Source material>
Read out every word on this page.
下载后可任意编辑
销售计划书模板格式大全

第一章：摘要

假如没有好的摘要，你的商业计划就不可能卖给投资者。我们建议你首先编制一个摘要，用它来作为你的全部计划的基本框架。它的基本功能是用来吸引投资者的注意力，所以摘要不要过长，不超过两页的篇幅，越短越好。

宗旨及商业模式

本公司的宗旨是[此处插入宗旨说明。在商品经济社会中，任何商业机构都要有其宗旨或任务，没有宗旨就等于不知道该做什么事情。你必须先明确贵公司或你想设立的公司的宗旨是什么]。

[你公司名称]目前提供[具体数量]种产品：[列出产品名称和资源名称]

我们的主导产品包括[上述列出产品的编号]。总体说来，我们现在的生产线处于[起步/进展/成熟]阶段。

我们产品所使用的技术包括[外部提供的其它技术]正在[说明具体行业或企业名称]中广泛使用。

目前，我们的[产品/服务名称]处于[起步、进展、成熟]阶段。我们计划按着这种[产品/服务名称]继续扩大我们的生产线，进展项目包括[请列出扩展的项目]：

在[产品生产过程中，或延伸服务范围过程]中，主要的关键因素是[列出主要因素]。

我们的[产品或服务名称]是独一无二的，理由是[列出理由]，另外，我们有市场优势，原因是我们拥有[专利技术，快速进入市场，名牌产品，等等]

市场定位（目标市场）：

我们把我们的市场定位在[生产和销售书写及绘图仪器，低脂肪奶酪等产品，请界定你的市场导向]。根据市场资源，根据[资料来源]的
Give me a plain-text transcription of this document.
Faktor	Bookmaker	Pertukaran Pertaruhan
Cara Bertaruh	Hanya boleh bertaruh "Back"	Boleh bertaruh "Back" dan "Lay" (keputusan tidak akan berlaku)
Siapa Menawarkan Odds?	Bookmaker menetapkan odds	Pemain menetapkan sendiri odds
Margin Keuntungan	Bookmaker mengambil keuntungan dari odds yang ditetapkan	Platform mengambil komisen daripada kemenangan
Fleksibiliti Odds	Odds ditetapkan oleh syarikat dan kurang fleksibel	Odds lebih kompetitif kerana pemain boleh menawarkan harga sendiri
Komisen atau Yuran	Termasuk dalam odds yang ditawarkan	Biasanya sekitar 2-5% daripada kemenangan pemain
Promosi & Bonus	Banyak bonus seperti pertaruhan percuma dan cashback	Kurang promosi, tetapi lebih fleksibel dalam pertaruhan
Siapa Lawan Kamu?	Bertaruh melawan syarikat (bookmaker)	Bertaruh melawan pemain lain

What you have to do> All of the entries must be quoted exactly; please include each one.

Task output>
Read out every word on this page.
下载后可任意编辑
销售计划书模板格式大全

第一章：摘要

假如没有好的摘要，你的商业计划就不可能卖给投资者。我们建议你首先编制一个摘要，用它来作为你的全部计划的基本框架。它的基本功能是用来吸引投资者的注意力，所以摘要不要过长，不超过两页的篇幅，越短越好。

宗旨及商业模式

本公司的宗旨是[此处插入宗旨说明。在商品经济社会中，任何商业机构都要有其宗旨或任务，没有宗旨就等于不知道该做什么事情。你必须先明确贵公司或你想设立的公司的宗旨是什么]。

[你公司名称]目前提供[具体数量]种产品：[列出产品名称和资源名称]

我们的主导产品包括[上述列出产品的编号]。总体说来，我们现在的生产线处于[起步/进展/成熟]阶段。

我们产品所使用的技术包括[外部提供的其它技术]正在[说明具体行业或企业名称]中广泛使用。

目前，我们的[产品/服务名称]处于[起步、进展、成熟]阶段。我们计划按着这种[产品/服务名称]继续扩大我们的生产线，进展项目包括[请列出扩展的项目]：

在[产品生产过程中，或延伸服务范围过程]中，主要的关键因素是[列出主要因素]。

我们的[产品或服务名称]是独一无二的，理由是[列出理由]，另外，我们有市场优势，原因是我们拥有[专利技术，快速进入市场，名牌产品，等等]

市场定位（目标市场）：

我们把我们的市场定位在[生产和销售书写及绘图仪器，低脂肪奶酪等产品，请界定你的市场导向]。根据市场资源，根据[资料来源]的
Give me a plain-text transcription of this document.
Faktor	Bookmaker	Pertukaran Pertaruhan
Cara Bertaruh	Hanya boleh bertaruh "Back"	Boleh bertaruh "Back" dan "Lay" (keputusan tidak akan berlaku)
Siapa Menawarkan Odds?	Bookmaker menetapkan odds	Pemain menetapkan sendiri odds
Margin Keuntungan	Bookmaker mengambil keuntungan dari odds yang ditetapkan	Platform mengambil komisen daripada kemenangan
Fleksibiliti Odds	Odds ditetapkan oleh syarikat dan kurang fleksibel	Odds lebih kompetitif kerana pemain boleh menawarkan harga sendiri
Komisen atau Yuran	Termasuk dalam odds yang ditawarkan	Biasanya sekitar 2-5% daripada kemenangan pemain
Promosi & Bonus	Banyak bonus seperti pertaruhan percuma dan cashback	Kurang promosi, tetapi lebih fleksibel dalam pertaruhan
Siapa Lawan Kamu?	Bertaruh melawan syarikat (bookmaker)	Bertaruh melawan pemain lain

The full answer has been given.